**STORED ROWS**.
>>

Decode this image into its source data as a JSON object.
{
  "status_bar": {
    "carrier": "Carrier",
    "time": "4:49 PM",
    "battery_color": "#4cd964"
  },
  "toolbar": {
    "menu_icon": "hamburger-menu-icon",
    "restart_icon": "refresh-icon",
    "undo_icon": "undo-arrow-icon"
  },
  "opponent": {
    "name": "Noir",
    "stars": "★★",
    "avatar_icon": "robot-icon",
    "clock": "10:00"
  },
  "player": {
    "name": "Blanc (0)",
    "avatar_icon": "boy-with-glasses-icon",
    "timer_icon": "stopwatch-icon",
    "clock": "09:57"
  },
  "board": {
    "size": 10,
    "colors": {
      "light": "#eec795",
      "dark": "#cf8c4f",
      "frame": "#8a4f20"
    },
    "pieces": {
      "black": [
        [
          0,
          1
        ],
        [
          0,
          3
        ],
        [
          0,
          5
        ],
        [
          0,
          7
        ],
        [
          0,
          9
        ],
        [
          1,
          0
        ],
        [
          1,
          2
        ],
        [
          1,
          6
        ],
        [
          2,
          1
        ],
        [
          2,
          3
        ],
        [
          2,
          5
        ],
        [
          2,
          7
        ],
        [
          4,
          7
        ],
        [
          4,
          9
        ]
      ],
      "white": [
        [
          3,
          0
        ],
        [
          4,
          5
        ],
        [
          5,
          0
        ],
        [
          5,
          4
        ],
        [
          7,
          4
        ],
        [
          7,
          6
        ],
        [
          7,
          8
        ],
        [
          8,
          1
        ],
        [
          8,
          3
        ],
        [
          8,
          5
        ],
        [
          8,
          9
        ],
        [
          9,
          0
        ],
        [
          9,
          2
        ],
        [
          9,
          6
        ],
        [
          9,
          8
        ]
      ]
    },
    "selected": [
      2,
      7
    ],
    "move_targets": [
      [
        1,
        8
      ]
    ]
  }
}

<<

**SET EXERCISE**.
Copy out each line of the data where the string "icon" appears.

**WRITTEN SOLUTION**.
    "menu_icon": "hamburger-menu-icon",
    "restart_icon": "refresh-icon",
    "undo_icon": "undo-arrow-icon"
    "avatar_icon": "robot-icon",
    "avatar_icon": "boy-with-glasses-icon",
    "timer_icon": "stopwatch-icon",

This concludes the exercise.